■ **SUPPLIED DATA**
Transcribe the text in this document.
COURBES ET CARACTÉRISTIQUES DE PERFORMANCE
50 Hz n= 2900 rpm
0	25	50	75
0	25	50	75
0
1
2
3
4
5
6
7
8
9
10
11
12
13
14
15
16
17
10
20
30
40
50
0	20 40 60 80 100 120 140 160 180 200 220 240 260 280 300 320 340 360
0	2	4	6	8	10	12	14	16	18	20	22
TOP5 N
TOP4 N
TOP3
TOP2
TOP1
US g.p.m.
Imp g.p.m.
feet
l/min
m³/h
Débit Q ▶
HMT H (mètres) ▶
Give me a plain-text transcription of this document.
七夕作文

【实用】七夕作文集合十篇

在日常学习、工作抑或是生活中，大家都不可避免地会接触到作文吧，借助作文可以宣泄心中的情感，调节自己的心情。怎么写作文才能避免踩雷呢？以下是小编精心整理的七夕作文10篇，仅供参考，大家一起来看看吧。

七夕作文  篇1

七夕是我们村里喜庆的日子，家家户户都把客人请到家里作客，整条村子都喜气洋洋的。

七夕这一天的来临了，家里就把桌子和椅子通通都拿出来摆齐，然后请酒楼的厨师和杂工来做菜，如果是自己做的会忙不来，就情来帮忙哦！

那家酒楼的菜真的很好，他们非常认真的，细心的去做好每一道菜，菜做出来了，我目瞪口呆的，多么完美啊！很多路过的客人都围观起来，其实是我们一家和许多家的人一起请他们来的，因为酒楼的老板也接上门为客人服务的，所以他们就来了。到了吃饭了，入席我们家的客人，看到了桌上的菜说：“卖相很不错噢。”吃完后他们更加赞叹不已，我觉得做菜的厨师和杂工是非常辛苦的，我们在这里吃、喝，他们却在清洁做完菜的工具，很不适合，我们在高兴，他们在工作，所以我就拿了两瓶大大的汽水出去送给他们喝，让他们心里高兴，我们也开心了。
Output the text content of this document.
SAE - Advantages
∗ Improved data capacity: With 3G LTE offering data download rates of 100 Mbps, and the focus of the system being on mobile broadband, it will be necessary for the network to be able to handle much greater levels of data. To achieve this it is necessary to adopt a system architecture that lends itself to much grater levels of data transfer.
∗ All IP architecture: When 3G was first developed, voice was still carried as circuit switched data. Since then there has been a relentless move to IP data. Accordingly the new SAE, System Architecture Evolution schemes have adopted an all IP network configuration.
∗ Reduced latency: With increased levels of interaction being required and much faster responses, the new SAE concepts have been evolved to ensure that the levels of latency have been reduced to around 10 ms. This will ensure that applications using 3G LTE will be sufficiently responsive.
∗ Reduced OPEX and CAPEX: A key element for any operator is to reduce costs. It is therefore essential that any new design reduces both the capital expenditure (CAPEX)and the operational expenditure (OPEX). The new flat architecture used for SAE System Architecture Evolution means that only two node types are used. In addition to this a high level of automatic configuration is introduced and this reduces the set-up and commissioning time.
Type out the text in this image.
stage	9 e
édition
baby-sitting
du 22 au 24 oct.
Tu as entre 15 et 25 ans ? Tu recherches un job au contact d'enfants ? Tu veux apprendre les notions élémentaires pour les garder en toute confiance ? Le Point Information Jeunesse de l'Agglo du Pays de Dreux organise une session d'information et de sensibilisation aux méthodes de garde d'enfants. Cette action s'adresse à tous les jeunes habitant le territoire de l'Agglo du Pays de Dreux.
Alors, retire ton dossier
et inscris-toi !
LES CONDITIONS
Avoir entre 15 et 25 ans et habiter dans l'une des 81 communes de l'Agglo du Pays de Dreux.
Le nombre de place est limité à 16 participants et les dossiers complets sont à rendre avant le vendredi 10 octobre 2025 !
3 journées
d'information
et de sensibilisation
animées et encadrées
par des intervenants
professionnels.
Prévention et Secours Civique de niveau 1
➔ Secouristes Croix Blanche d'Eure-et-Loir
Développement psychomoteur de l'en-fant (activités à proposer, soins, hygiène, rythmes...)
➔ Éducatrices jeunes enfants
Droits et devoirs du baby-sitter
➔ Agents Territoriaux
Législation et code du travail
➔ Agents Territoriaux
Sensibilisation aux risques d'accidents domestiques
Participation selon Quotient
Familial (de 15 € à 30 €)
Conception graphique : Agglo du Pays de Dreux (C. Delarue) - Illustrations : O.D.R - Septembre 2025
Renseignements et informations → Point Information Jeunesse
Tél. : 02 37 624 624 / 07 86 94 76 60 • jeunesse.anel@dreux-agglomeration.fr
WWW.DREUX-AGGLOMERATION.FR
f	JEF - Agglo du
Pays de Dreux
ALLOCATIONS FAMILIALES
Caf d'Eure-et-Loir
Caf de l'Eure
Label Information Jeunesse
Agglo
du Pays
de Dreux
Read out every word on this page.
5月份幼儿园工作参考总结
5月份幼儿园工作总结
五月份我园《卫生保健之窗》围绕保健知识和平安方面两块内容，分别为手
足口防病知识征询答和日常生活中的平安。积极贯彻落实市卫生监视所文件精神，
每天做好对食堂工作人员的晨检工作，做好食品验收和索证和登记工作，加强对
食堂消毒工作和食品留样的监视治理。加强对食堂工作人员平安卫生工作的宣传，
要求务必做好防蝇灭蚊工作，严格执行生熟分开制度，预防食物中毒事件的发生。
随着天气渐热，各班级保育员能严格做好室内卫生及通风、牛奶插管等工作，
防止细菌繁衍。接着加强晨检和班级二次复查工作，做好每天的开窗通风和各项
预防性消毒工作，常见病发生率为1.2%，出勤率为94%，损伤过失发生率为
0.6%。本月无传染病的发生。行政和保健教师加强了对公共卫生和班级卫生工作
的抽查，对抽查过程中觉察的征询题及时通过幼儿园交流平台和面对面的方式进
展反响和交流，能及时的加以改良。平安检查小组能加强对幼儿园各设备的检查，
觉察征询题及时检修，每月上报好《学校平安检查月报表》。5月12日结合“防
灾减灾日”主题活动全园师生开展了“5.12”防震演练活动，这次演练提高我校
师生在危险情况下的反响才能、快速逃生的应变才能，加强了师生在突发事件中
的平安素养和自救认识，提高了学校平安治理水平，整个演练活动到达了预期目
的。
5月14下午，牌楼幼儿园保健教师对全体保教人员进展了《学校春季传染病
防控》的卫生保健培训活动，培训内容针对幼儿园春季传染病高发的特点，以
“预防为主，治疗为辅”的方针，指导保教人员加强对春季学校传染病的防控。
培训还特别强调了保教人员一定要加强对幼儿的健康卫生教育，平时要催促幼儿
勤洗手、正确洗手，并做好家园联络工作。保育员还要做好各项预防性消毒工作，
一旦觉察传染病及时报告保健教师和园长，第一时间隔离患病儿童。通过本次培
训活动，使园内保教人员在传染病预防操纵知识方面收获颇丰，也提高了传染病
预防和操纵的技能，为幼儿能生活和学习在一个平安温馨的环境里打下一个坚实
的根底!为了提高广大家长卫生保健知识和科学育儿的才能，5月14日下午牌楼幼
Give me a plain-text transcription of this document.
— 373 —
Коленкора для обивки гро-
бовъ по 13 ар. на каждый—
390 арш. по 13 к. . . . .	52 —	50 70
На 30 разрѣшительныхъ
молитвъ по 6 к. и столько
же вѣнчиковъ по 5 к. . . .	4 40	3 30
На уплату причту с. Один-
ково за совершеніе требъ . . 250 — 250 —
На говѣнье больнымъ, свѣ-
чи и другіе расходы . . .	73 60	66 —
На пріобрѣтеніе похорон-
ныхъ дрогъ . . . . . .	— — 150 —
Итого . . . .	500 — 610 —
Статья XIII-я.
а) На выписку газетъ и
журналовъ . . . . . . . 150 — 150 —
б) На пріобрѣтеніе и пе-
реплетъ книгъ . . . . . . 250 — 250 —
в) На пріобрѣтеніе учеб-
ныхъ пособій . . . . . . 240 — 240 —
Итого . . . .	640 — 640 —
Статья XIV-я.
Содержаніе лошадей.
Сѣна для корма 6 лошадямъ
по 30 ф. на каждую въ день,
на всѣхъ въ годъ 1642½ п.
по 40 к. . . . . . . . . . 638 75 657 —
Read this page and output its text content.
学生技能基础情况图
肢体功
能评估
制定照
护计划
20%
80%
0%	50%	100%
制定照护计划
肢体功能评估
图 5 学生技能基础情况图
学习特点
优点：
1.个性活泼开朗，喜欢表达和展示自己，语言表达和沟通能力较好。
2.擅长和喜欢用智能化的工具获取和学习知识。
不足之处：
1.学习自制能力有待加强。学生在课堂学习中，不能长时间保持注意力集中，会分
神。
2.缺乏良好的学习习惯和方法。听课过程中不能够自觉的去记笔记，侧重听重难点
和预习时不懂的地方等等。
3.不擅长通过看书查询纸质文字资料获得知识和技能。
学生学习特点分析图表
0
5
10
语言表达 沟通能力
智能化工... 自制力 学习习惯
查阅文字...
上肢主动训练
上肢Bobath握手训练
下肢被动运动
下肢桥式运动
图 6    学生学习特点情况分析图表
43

■ **TASK**
Pick out the lines that have the word "With". Copy them all.

■ **ANSWER TO THIS PROBLEM**
∗ Improved data capacity: With 3G LTE offering data download rates of 100 Mbps, and the focus of the system being on mobile broadband, it will be necessary for the network to be able to handle much greater levels of data. To achieve this it is necessary to adopt a system architecture that lends itself to much grater levels of data transfer.
∗ Reduced latency: With increased levels of interaction being required and much faster responses, the new SAE concepts have been evolved to ensure that the levels of latency have been reduced to around 10 ms. This will ensure that applications using 3G LTE will be sufficiently responsive.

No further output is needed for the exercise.